Dataset items:
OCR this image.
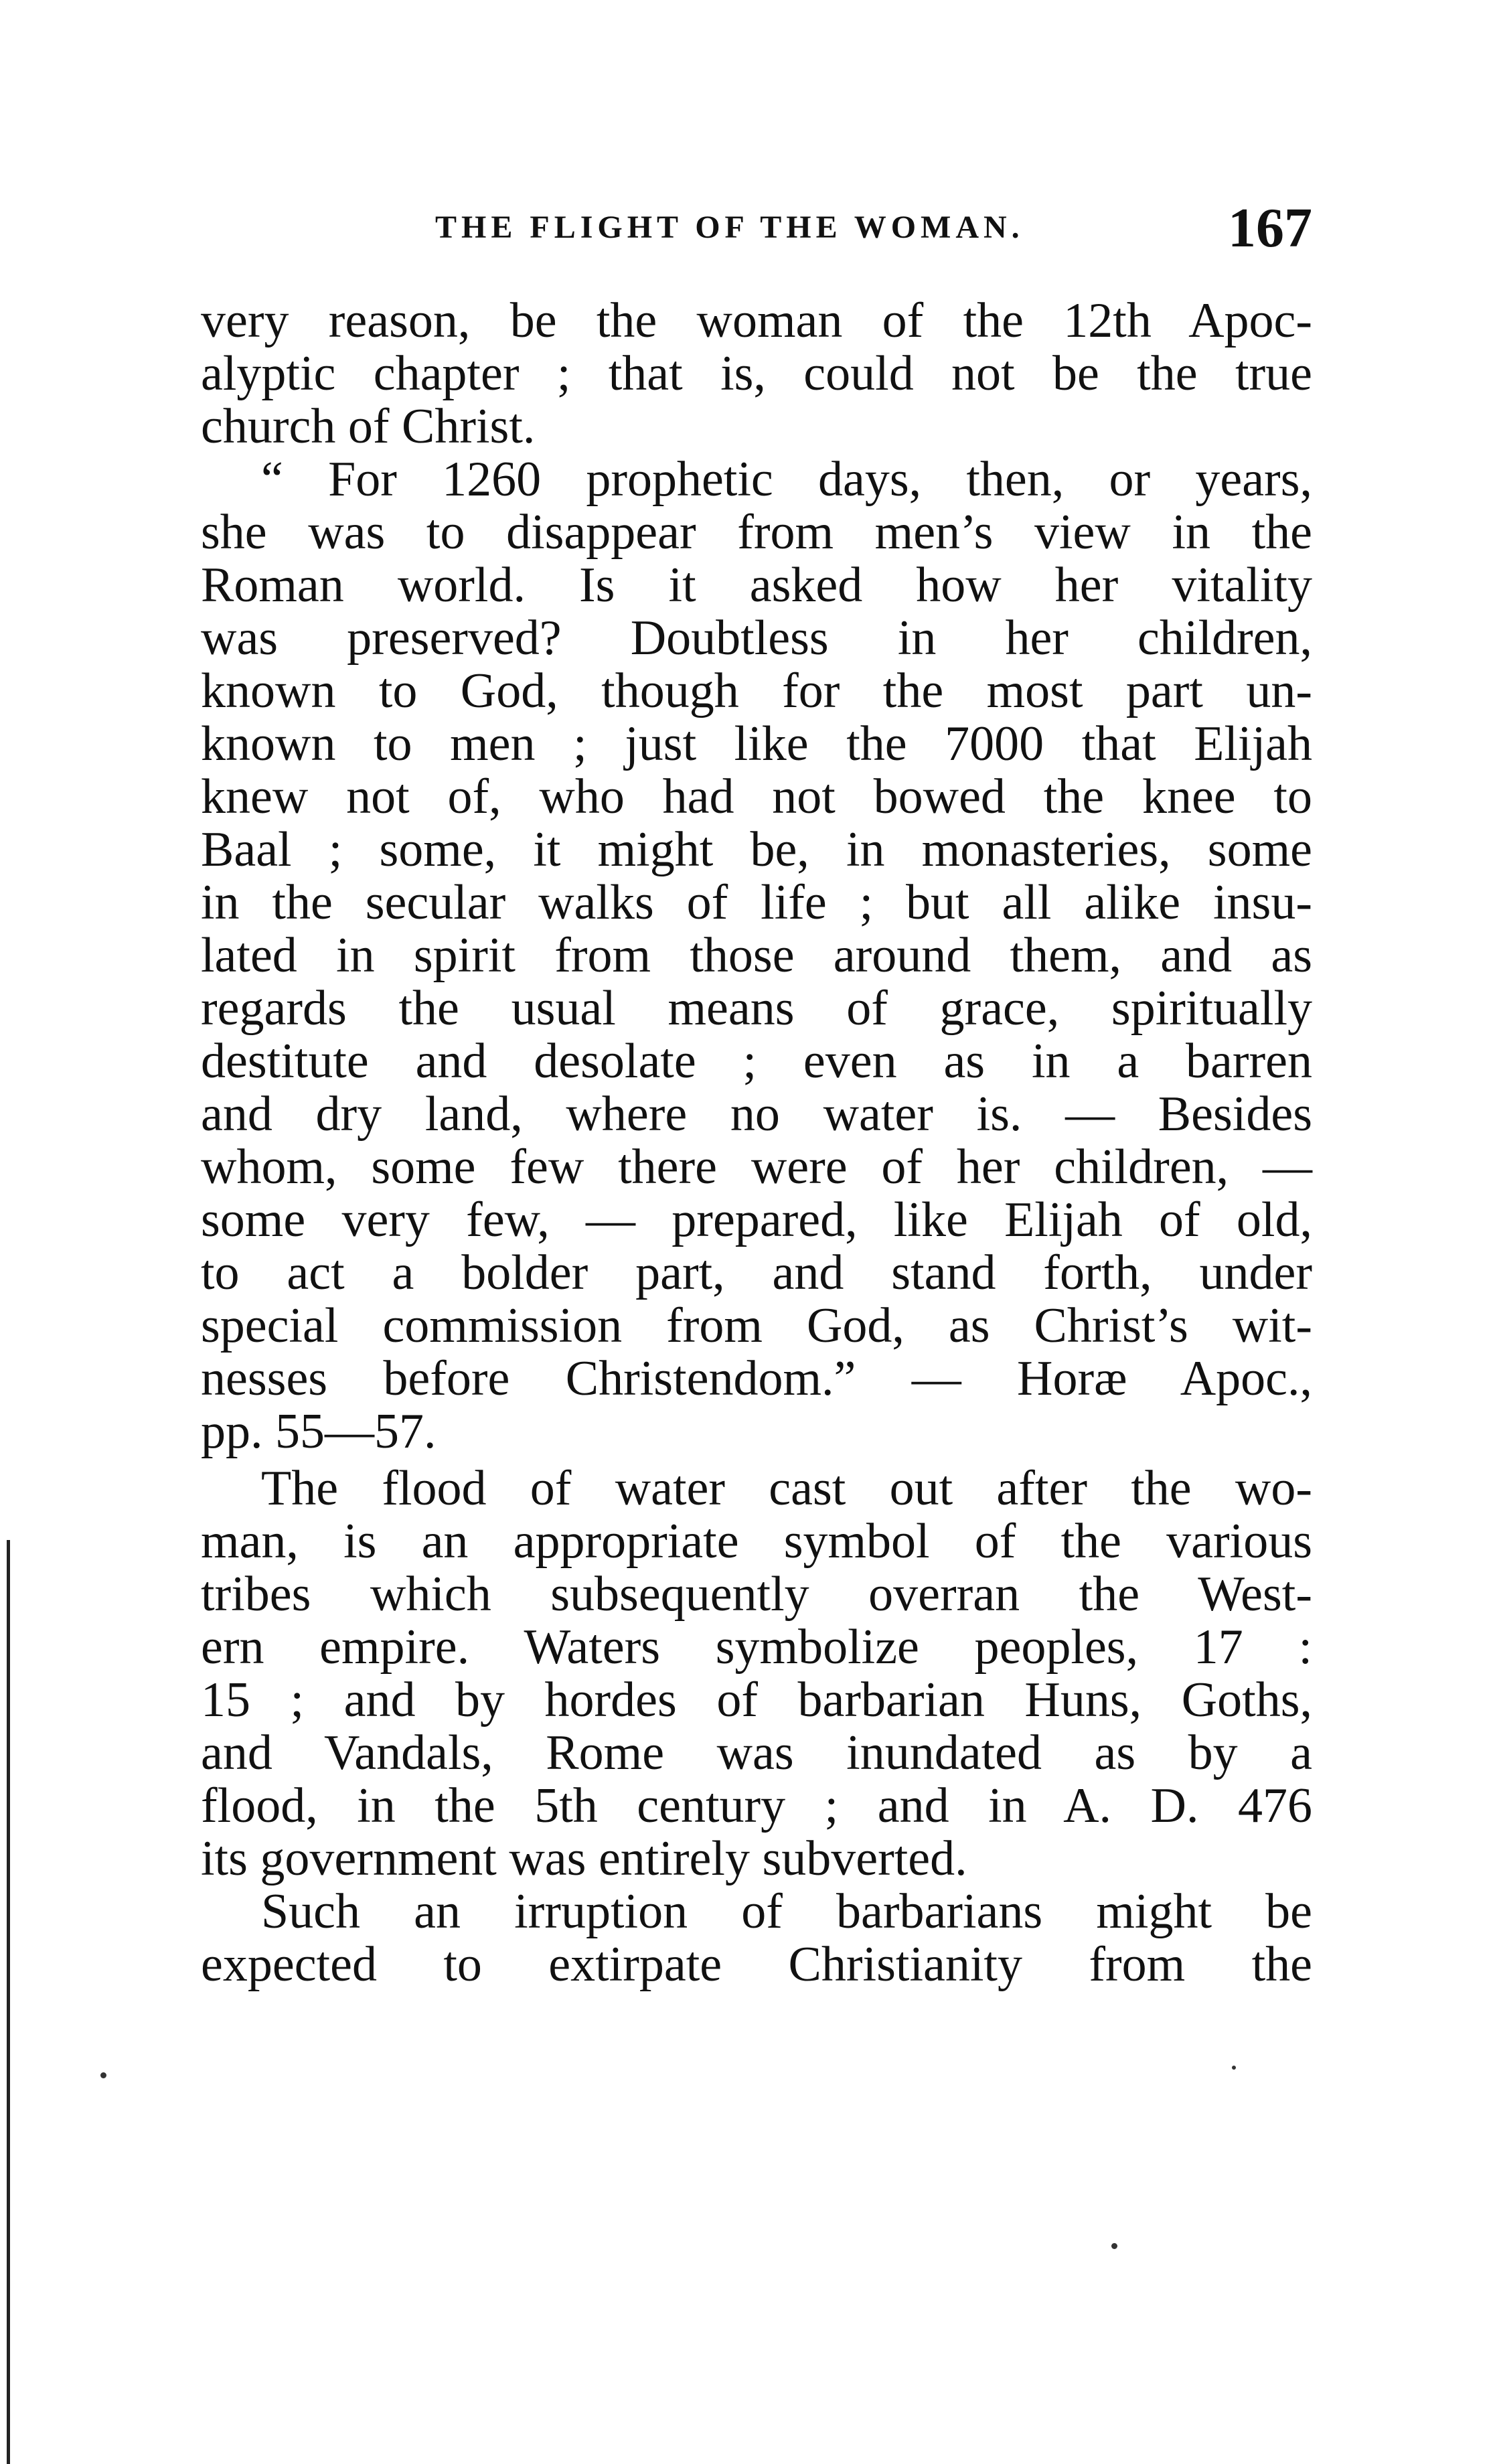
THE FLIGHT OF THE WOMAN.	167
very reason, be the woman of the 12th Apoc-
alyptic chapter ; that is, could not be the true
church of Christ.
“ For 1260 prophetic days, then, or years,
she was to disappear from men’s view in the
Roman world. Is it asked how her vitality
was preserved? Doubtless in her children,
known to God, though for the most part un-
known to men ; just like the 7000 that Elijah
knew not of, who had not bowed the knee to
Baal ; some, it might be, in monasteries, some
in the secular walks of life ; but all alike insu-
lated in spirit from those around them, and as
regards the usual means of grace, spiritually
destitute and desolate ; even as in a barren
and dry land, where no water is. — Besides
whom, some few there were of her children, —
some very few, — prepared, like Elijah of old,
to act a bolder part, and stand forth, under
special commission from God, as Christ’s wit-
nesses before Christendom.” — Horæ Apoc.,
pp. 55—57.
The flood of water cast out after the wo-
man, is an appropriate symbol of the various
tribes which subsequently overran the West-
ern empire. Waters symbolize peoples, 17 :
15 ; and by hordes of barbarian Huns, Goths,
and Vandals, Rome was inundated as by a
flood, in the 5th century ; and in A. D. 476
its government was entirely subverted.
Such an irruption of barbarians might be
expected to extirpate Christianity from the
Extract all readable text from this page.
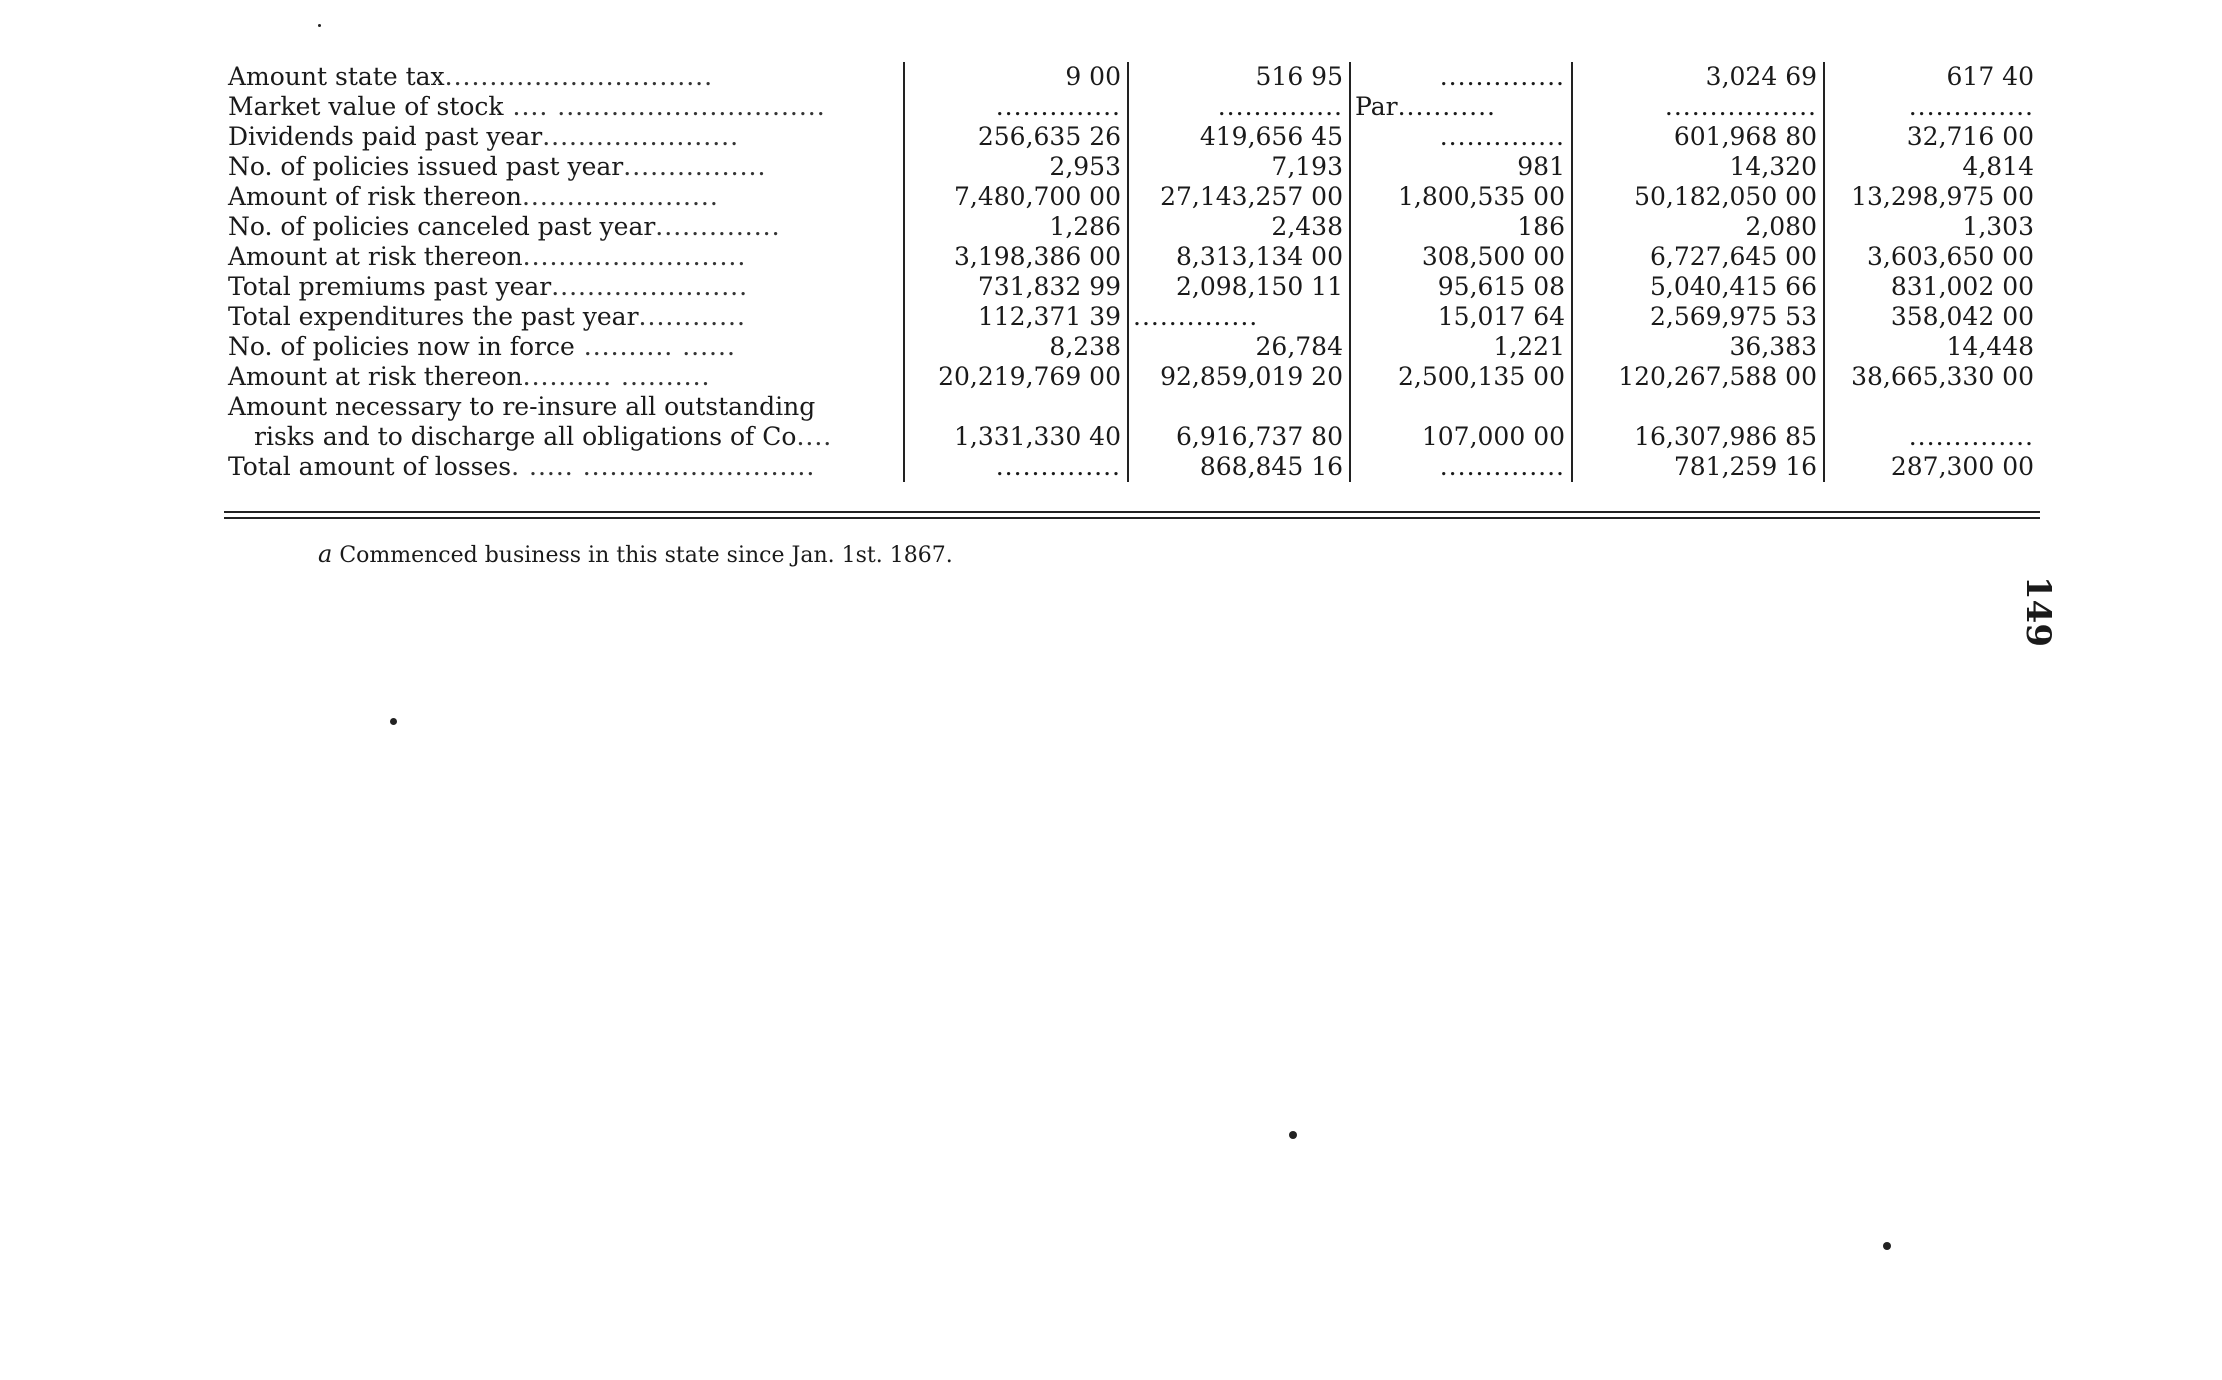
Amount state tax..............................	9 00	516 95	..............	3,024 69	617 40
Market value of stock .... ..............................	..............	..............	Par...........	.................	..............
Dividends paid past year......................	256,635 26	419,656 45	..............	601,968 80	32,716 00
No. of policies issued past year................	2,953	7,193	981	14,320	4,814
Amount of risk thereon......................	7,480,700 00	27,143,257 00	1,800,535 00	50,182,050 00	13,298,975 00
No. of policies canceled past year..............	1,286	2,438	186	2,080	1,303
Amount at risk thereon.........................	3,198,386 00	8,313,134 00	308,500 00	6,727,645 00	3,603,650 00
Total premiums past year......................	731,832 99	2,098,150 11	95,615 08	5,040,415 66	831,002 00
Total expenditures the past year............	112,371 39	..............	15,017 64	2,569,975 53	358,042 00
No. of policies now in force .......... ......	8,238	26,784	1,221	36,383	14,448
Amount at risk thereon.......... ..........	20,219,769 00	92,859,019 20	2,500,135 00	120,267,588 00	38,665,330 00
Amount necessary to re-insure all outstanding					
risks and to discharge all obligations of Co....	1,331,330 40	6,916,737 80	107,000 00	16,307,986 85	..............
Total amount of losses. ..... ..........................	..............	868,845 16	..............	781,259 16	287,300 00
a Commenced business in this state since Jan. 1st. 1867.
149
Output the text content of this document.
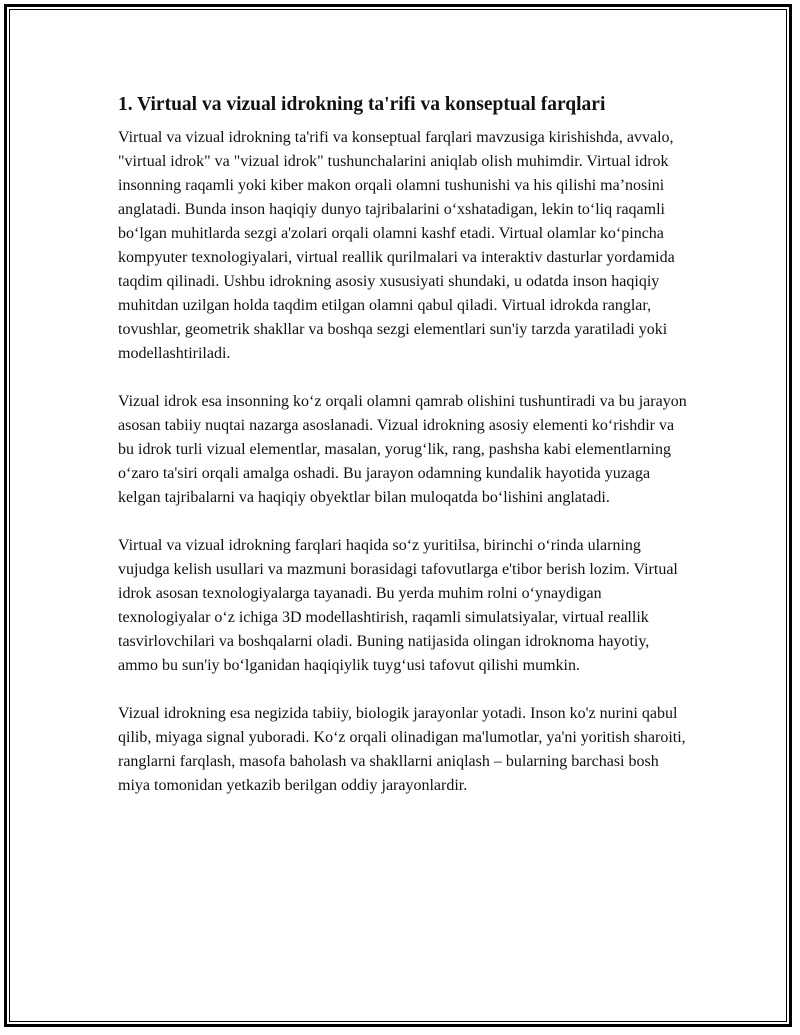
1. Virtual va vizual idrokning ta'rifi va konseptual farqlari

Virtual va vizual idrokning ta'rifi va konseptual farqlari mavzusiga kirishishda, avvalo, "virtual idrok" va "vizual idrok" tushunchalarini aniqlab olish muhimdir. Virtual idrok insonning raqamli yoki kiber makon orqali olamni tushunishi va his qilishi ma’nosini anglatadi. Bunda inson haqiqiy dunyo tajribalarini o‘xshatadigan, lekin to‘liq raqamli bo‘lgan muhitlarda sezgi a'zolari orqali olamni kashf etadi. Virtual olamlar ko‘pincha kompyuter texnologiyalari, virtual reallik qurilmalari va interaktiv dasturlar yordamida taqdim qilinadi. Ushbu idrokning asosiy xususiyati shundaki, u odatda inson haqiqiy muhitdan uzilgan holda taqdim etilgan olamni qabul qiladi. Virtual idrokda ranglar, tovushlar, geometrik shakllar va boshqa sezgi elementlari sun'iy tarzda yaratiladi yoki modellashtiriladi.

Vizual idrok esa insonning ko‘z orqali olamni qamrab olishini tushuntiradi va bu jarayon asosan tabiiy nuqtai nazarga asoslanadi. Vizual idrokning asosiy elementi ko‘rishdir va bu idrok turli vizual elementlar, masalan, yorug‘lik, rang, pashsha kabi elementlarning o‘zaro ta'siri orqali amalga oshadi. Bu jarayon odamning kundalik hayotida yuzaga kelgan tajribalarni va haqiqiy obyektlar bilan muloqatda bo‘lishini anglatadi.

Virtual va vizual idrokning farqlari haqida so‘z yuritilsa, birinchi o‘rinda ularning vujudga kelish usullari va mazmuni borasidagi tafovutlarga e'tibor berish lozim. Virtual idrok asosan texnologiyalarga tayanadi. Bu yerda muhim rolni o‘ynaydigan texnologiyalar o‘z ichiga 3D modellashtirish, raqamli simulatsiyalar, virtual reallik tasvirlovchilari va boshqalarni oladi. Buning natijasida olingan idroknoma hayotiy, ammo bu sun'iy bo‘lganidan haqiqiylik tuyg‘usi tafovut qilishi mumkin.

Vizual idrokning esa negizida tabiiy, biologik jarayonlar yotadi. Inson ko'z nurini qabul qilib, miyaga signal yuboradi. Ko‘z orqali olinadigan ma'lumotlar, ya'ni yoritish sharoiti, ranglarni farqlash, masofa baholash va shakllarni aniqlash – bularning barchasi bosh miya tomonidan yetkazib berilgan oddiy jarayonlardir.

■ REQUIRED WORK ■
Filter the entries down to the lines containing "flood". Copy each of those lines.

■ RESULT ■
The flood of water cast out after the wo-
flood, in the 5th century ; and in A. D. 476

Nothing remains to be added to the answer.